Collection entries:
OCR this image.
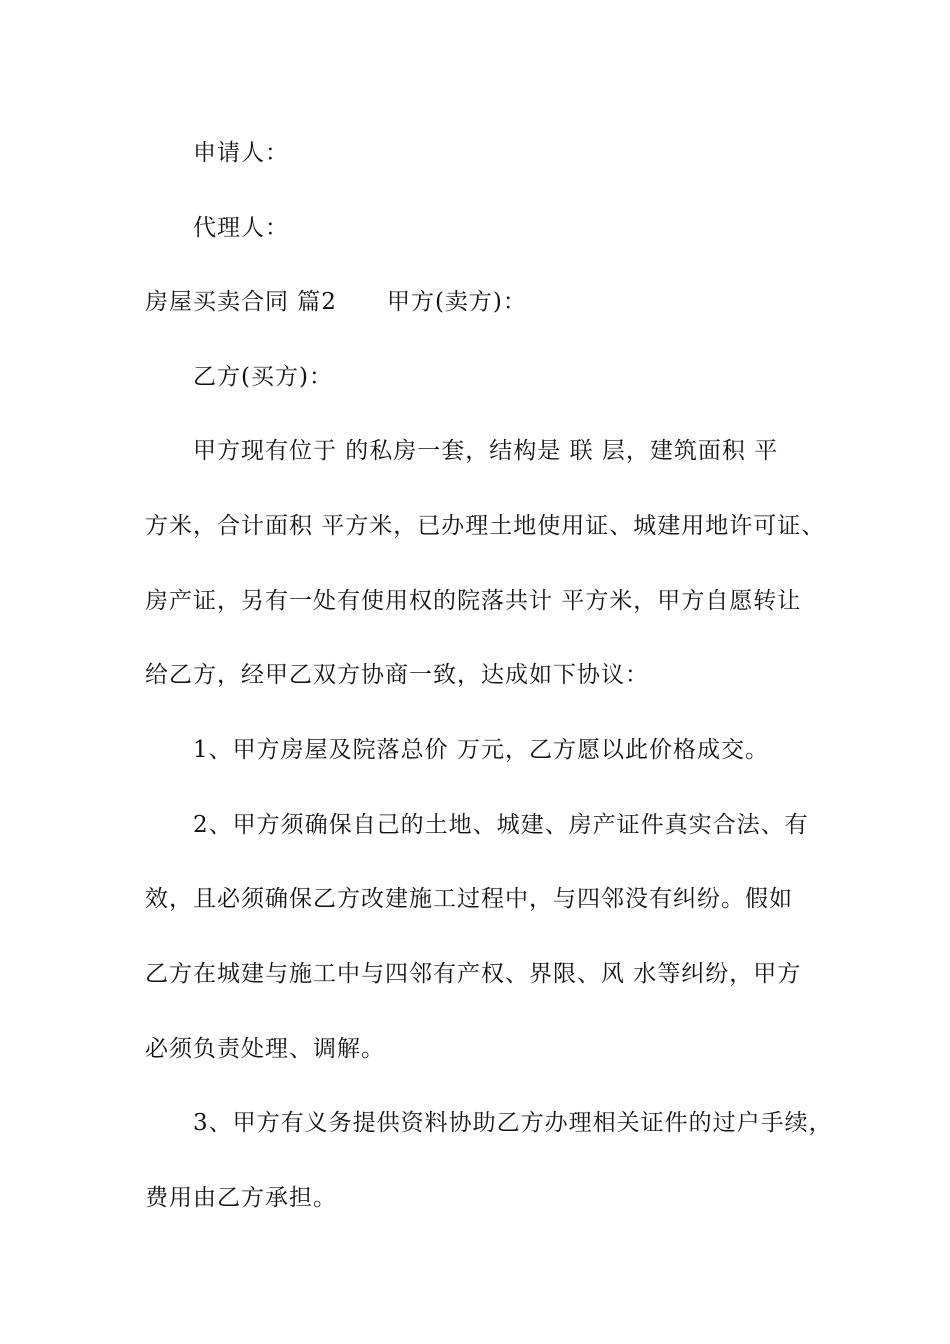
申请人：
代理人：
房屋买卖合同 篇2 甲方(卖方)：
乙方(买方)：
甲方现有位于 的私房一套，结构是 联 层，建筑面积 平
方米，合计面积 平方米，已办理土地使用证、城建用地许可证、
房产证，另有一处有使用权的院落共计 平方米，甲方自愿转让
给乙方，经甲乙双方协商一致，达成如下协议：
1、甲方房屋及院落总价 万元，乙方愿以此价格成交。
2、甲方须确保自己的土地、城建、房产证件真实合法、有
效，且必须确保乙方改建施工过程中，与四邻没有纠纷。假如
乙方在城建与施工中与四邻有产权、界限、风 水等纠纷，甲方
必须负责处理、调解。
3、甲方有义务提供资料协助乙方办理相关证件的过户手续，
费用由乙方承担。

WRITTEN INSTRUCTION ▸ Do not include the images; transcribe the rest of the listing exactly.

RESULT BELOW ▸
OCR this image.
申请人：
代理人：
房屋买卖合同 篇2 甲方(卖方)：
乙方(买方)：
甲方现有位于 的私房一套，结构是 联 层，建筑面积 平
方米，合计面积 平方米，已办理土地使用证、城建用地许可证、
房产证，另有一处有使用权的院落共计 平方米，甲方自愿转让
给乙方，经甲乙双方协商一致，达成如下协议：
1、甲方房屋及院落总价 万元，乙方愿以此价格成交。
2、甲方须确保自己的土地、城建、房产证件真实合法、有
效，且必须确保乙方改建施工过程中，与四邻没有纠纷。假如
乙方在城建与施工中与四邻有产权、界限、风 水等纠纷，甲方
必须负责处理、调解。
3、甲方有义务提供资料协助乙方办理相关证件的过户手续，
费用由乙方承担。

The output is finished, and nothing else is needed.